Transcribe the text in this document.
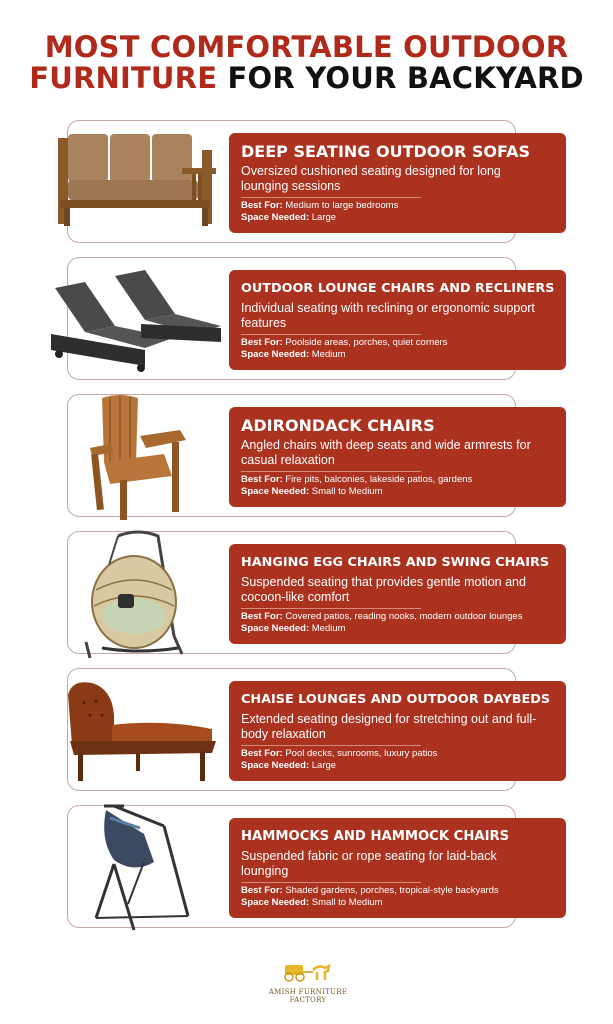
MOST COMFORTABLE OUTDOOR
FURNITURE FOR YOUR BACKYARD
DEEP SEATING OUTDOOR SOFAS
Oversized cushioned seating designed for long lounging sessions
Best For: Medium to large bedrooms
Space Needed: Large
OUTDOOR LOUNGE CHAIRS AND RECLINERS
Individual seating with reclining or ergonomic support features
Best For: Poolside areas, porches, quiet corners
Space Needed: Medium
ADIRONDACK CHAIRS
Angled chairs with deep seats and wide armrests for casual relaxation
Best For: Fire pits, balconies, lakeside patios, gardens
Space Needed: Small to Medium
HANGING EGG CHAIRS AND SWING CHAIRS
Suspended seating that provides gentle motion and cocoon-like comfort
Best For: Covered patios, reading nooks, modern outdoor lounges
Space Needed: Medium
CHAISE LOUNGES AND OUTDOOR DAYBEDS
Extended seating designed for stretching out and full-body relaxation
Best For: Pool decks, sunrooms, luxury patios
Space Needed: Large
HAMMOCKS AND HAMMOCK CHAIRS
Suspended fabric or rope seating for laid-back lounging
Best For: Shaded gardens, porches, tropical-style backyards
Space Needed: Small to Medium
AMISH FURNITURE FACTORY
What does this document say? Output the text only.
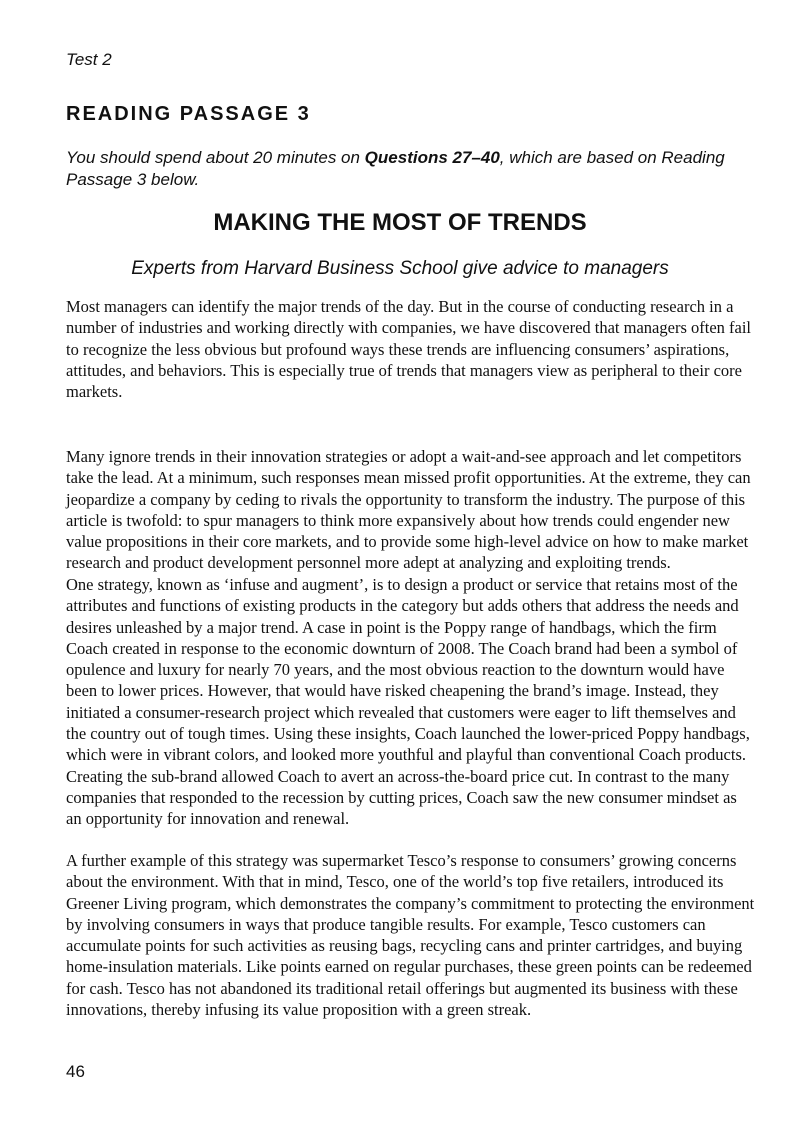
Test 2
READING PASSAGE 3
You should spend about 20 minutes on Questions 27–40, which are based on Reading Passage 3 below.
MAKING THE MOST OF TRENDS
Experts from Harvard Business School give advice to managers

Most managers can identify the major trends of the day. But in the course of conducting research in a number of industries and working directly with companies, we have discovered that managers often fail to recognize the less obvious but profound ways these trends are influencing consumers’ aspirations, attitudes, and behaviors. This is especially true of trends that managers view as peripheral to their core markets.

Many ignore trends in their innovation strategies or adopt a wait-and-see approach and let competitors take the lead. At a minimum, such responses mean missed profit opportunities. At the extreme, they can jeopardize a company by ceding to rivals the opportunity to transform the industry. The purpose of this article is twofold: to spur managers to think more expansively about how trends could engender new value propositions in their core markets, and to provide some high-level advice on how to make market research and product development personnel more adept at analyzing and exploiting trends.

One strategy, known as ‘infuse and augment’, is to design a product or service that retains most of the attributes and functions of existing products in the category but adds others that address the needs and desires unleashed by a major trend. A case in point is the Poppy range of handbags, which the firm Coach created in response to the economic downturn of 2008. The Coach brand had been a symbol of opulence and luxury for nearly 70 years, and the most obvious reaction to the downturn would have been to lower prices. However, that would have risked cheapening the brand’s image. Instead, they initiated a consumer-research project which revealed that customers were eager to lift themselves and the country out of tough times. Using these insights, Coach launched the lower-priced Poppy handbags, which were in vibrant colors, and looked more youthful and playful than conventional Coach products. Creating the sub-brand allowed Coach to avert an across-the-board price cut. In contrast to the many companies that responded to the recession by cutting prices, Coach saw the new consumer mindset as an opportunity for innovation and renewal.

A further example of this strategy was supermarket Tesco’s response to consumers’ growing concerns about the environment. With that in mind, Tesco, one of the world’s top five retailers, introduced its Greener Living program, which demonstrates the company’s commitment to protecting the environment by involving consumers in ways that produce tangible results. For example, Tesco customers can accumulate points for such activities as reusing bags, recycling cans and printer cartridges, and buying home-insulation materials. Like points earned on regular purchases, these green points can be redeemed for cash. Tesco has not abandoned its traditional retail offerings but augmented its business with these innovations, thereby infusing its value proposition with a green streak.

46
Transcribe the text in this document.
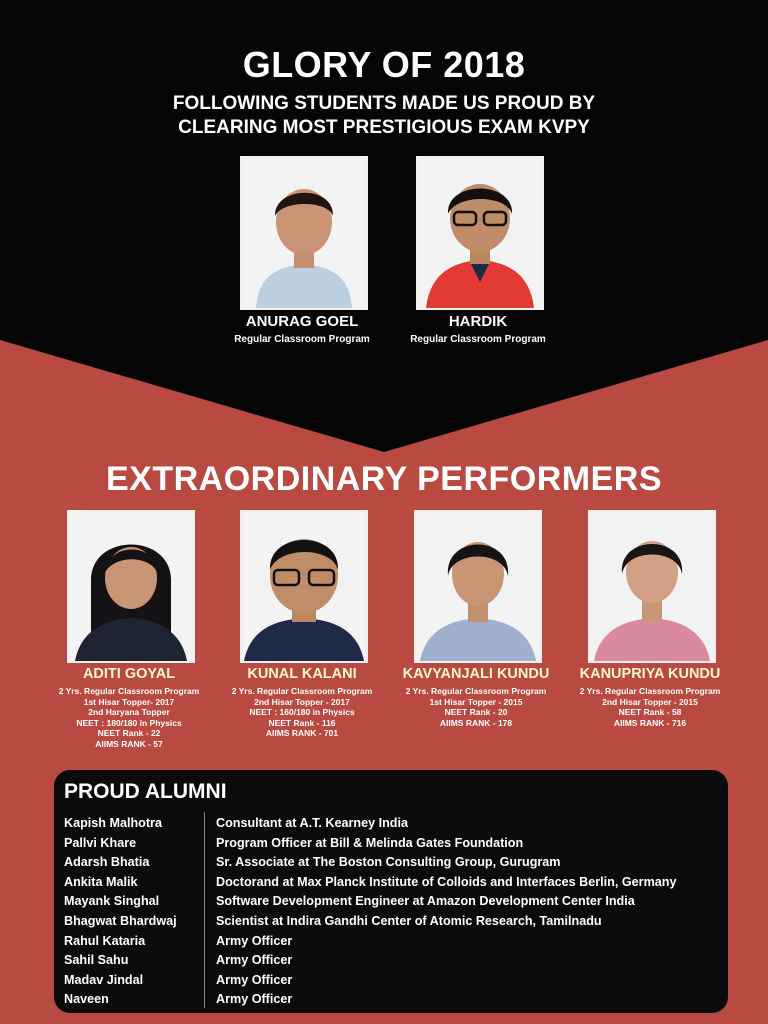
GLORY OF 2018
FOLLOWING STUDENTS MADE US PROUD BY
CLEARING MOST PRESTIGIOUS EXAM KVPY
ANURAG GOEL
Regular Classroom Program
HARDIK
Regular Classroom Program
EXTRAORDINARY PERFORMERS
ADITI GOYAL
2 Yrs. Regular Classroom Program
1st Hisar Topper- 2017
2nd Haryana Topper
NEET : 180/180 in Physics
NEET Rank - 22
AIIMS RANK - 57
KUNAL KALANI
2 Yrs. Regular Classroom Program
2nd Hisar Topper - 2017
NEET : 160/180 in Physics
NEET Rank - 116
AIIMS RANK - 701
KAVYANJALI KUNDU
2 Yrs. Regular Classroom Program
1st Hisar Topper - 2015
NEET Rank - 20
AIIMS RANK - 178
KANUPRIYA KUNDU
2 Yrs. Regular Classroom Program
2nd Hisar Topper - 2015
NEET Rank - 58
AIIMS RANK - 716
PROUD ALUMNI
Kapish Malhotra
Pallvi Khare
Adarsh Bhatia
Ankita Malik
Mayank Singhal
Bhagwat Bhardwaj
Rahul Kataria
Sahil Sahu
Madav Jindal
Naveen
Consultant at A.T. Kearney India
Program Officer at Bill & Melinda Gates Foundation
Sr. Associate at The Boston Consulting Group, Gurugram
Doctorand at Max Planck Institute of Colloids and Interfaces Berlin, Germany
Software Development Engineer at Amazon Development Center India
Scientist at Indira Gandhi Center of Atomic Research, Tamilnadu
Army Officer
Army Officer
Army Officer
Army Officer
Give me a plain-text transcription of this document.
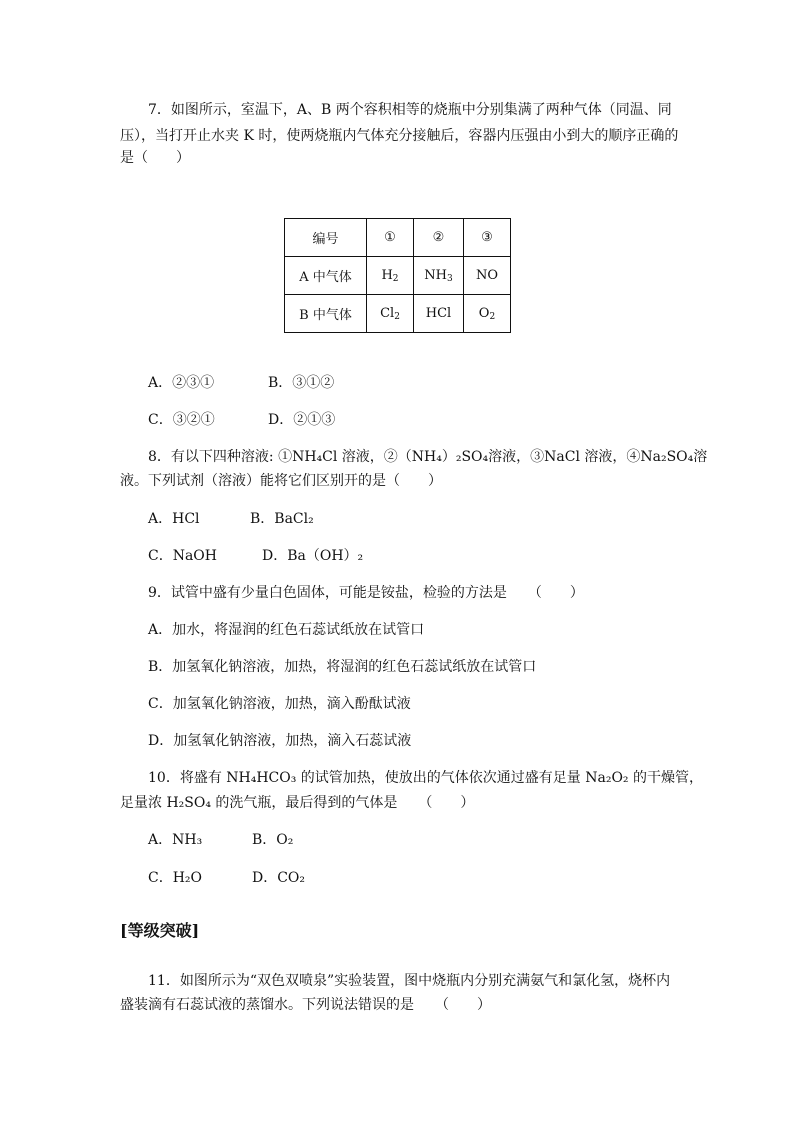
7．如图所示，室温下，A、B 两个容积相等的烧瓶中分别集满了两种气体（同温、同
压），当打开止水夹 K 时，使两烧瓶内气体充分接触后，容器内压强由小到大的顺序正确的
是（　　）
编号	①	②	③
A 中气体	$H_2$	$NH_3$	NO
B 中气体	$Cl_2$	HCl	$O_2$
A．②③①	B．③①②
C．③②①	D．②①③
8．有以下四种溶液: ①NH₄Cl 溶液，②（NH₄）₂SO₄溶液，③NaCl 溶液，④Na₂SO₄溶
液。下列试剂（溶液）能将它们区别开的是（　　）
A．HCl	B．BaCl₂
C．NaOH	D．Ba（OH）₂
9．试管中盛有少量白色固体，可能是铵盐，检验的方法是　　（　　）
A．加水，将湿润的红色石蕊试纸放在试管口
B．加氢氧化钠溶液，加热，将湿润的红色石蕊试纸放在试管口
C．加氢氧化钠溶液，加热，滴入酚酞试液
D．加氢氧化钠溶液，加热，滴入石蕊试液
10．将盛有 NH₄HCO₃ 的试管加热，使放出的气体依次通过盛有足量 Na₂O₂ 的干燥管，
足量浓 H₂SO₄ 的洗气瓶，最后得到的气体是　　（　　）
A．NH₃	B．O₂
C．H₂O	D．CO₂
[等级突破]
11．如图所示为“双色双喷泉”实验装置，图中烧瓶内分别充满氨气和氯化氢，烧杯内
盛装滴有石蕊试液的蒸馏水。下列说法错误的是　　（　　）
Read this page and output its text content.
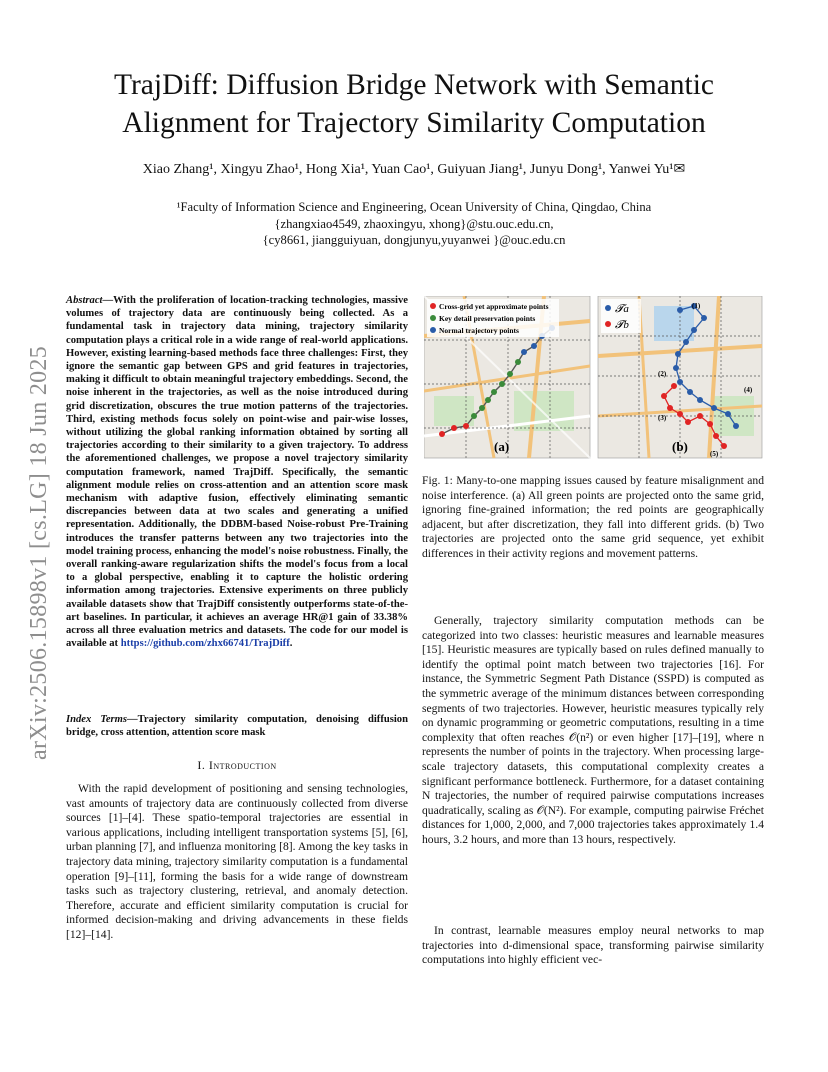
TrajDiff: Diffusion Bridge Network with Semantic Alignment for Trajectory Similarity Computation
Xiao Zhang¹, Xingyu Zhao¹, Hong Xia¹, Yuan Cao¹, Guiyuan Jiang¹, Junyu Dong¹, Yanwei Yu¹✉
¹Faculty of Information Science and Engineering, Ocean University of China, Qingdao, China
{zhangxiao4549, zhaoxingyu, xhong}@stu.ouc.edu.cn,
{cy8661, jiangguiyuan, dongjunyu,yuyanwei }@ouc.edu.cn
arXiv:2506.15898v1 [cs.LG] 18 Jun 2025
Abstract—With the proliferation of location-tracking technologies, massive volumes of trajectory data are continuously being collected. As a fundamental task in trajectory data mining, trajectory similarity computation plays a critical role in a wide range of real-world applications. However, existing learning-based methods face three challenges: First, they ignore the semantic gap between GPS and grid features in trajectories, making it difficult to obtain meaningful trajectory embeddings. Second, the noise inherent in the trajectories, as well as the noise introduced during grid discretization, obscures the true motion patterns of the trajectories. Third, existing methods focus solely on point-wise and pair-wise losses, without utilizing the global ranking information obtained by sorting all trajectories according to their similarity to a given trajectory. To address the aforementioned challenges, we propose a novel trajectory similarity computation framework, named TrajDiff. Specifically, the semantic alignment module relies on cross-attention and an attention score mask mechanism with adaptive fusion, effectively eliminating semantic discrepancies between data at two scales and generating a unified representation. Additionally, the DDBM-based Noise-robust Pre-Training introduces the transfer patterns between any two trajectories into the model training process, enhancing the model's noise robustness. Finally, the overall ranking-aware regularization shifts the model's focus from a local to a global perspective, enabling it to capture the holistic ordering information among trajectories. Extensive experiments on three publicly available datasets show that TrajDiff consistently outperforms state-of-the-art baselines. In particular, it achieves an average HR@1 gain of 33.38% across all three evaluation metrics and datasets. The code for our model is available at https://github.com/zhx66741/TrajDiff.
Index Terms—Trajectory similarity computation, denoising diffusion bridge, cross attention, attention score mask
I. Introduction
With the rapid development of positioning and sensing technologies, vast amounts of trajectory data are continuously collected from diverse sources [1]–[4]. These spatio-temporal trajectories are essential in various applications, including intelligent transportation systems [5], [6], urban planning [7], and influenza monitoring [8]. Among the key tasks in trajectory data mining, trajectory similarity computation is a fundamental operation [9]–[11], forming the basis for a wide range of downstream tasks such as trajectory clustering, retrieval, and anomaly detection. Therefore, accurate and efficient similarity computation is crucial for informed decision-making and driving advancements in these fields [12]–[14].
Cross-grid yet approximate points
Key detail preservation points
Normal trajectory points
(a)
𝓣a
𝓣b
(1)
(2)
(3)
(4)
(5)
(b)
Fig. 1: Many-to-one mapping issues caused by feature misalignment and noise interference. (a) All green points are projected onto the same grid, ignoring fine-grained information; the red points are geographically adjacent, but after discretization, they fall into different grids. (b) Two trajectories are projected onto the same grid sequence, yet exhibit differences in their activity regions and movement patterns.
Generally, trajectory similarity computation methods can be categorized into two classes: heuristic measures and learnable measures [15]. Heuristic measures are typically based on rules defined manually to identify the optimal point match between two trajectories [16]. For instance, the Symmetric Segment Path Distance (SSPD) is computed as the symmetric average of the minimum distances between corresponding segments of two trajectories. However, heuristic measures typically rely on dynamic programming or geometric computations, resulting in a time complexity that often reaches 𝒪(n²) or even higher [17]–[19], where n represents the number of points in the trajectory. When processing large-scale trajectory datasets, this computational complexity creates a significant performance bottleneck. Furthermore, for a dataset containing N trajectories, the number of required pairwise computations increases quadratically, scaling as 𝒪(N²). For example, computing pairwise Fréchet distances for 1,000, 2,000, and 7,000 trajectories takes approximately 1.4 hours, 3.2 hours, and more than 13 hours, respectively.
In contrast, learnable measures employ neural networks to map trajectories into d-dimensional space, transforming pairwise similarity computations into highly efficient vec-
########
◆ Challenge ◆
Extract every line from the records above that contains the word "text".

◆ Answer to the problem ◆
Transcribe the text in this document.
What does this document say? Output the text only.
Transcribe the text in this document.
Give me a plain-text transcription of this document.
Read this page and output its text content.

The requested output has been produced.